■ Aim of the task
Check each line of the listing for the word "第一责任" and report how many lines contain it, giving nothing but the number.

■ Records for the task
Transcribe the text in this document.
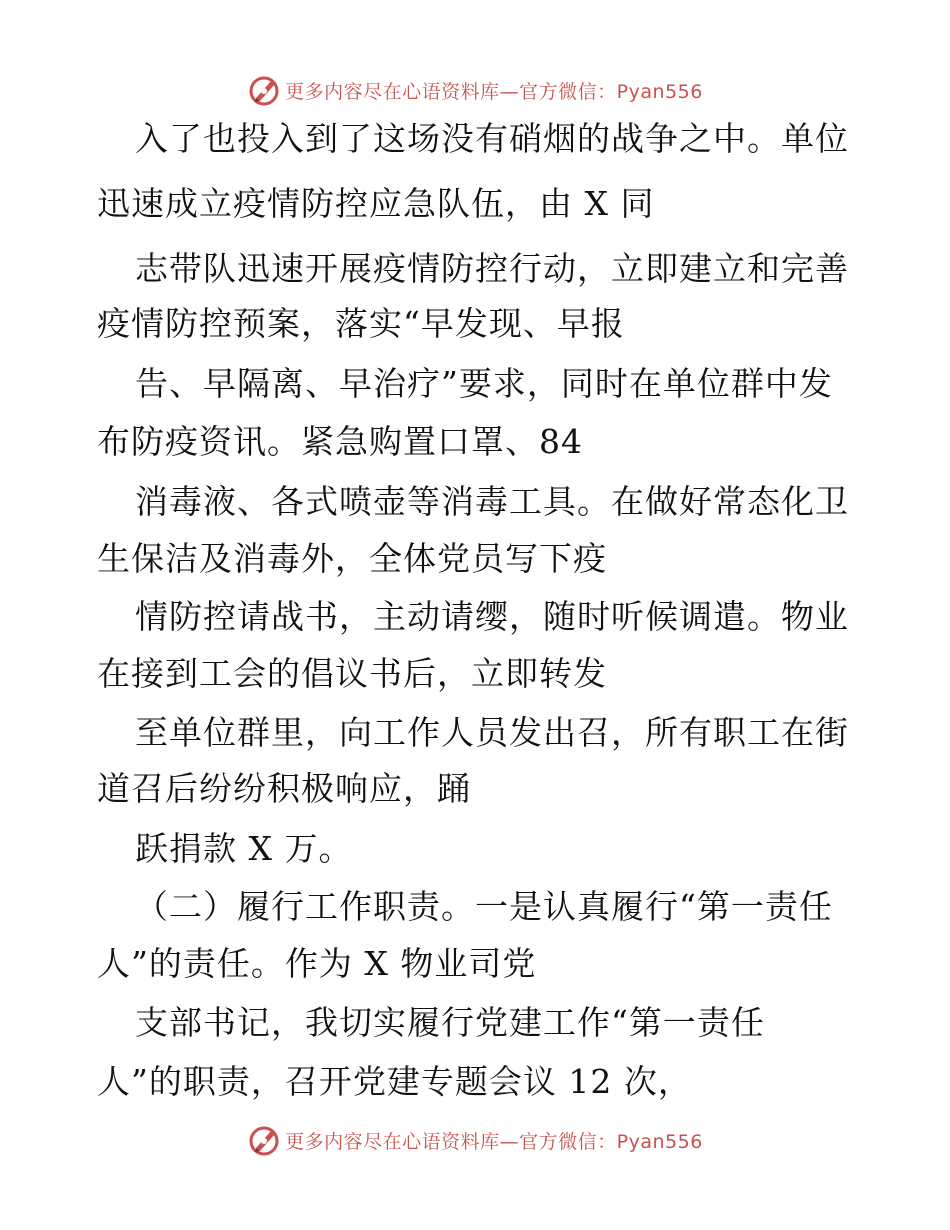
更多内容尽在心语资料库—官方微信：Pyan556
入了也投入到了这场没有硝烟的战争之中。单位
迅速成立疫情防控应急队伍，由 X 同
志带队迅速开展疫情防控行动，立即建立和完善
疫情防控预案，落实“早发现、早报
告、早隔离、早治疗”要求，同时在单位群中发
布防疫资讯。紧急购置口罩、84
消毒液、各式喷壶等消毒工具。在做好常态化卫
生保洁及消毒外，全体党员写下疫
情防控请战书，主动请缨，随时听候调遣。物业
在接到工会的倡议书后，立即转发
至单位群里，向工作人员发出召，所有职工在街
道召后纷纷积极响应，踊
跃捐款 X 万。
（二）履行工作职责。一是认真履行“第一责任
人”的责任。作为 X 物业司党
支部书记，我切实履行党建工作“第一责任
人”的职责，召开党建专题会议 12 次，
更多内容尽在心语资料库—官方微信：Pyan556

■ Problem solution
2